Objective: The data below is to be returned in full and exactly.

┌─ Data to use

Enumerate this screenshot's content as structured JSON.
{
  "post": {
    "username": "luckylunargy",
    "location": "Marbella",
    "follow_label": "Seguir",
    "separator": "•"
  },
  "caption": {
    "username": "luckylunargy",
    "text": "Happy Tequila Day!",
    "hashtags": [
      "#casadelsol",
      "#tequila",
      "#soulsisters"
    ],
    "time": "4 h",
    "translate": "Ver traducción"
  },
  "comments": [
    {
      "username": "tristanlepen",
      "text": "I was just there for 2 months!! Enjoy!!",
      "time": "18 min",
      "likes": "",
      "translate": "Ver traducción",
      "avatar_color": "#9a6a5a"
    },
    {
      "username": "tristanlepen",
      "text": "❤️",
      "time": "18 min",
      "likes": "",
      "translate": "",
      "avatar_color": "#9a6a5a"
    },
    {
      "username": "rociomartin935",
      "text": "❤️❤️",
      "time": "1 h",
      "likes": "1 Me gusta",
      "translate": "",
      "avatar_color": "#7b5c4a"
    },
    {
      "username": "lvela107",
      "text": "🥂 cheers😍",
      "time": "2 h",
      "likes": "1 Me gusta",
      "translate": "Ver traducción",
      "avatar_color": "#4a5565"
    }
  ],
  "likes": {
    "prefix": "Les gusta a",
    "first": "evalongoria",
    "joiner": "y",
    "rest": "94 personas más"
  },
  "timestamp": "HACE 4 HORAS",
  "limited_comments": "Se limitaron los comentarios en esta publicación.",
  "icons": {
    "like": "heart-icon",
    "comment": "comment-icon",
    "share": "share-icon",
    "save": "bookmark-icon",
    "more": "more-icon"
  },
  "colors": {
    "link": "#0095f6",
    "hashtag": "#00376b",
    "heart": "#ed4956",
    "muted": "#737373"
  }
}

└─

Exercise output:
Enumerate this screenshot's content as structured JSON.
{
  "post": {
    "username": "luckylunargy",
    "location": "Marbella",
    "follow_label": "Seguir",
    "separator": "•"
  },
  "caption": {
    "username": "luckylunargy",
    "text": "Happy Tequila Day!",
    "hashtags": [
      "#casadelsol",
      "#tequila",
      "#soulsisters"
    ],
    "time": "4 h",
    "translate": "Ver traducción"
  },
  "comments": [
    {
      "username": "tristanlepen",
      "text": "I was just there for 2 months!! Enjoy!!",
      "time": "18 min",
      "likes": "",
      "translate": "Ver traducción",
      "avatar_color": "#9a6a5a"
    },
    {
      "username": "tristanlepen",
      "text": "❤️",
      "time": "18 min",
      "likes": "",
      "translate": "",
      "avatar_color": "#9a6a5a"
    },
    {
      "username": "rociomartin935",
      "text": "❤️❤️",
      "time": "1 h",
      "likes": "1 Me gusta",
      "translate": "",
      "avatar_color": "#7b5c4a"
    },
    {
      "username": "lvela107",
      "text": "🥂 cheers😍",
      "time": "2 h",
      "likes": "1 Me gusta",
      "translate": "Ver traducción",
      "avatar_color": "#4a5565"
    }
  ],
  "likes": {
    "prefix": "Les gusta a",
    "first": "evalongoria",
    "joiner": "y",
    "rest": "94 personas más"
  },
  "timestamp": "HACE 4 HORAS",
  "limited_comments": "Se limitaron los comentarios en esta publicación.",
  "icons": {
    "like": "heart-icon",
    "comment": "comment-icon",
    "share": "share-icon",
    "save": "bookmark-icon",
    "more": "more-icon"
  },
  "colors": {
    "link": "#0095f6",
    "hashtag": "#00376b",
    "heart": "#ed4956",
    "muted": "#737373"
  }
}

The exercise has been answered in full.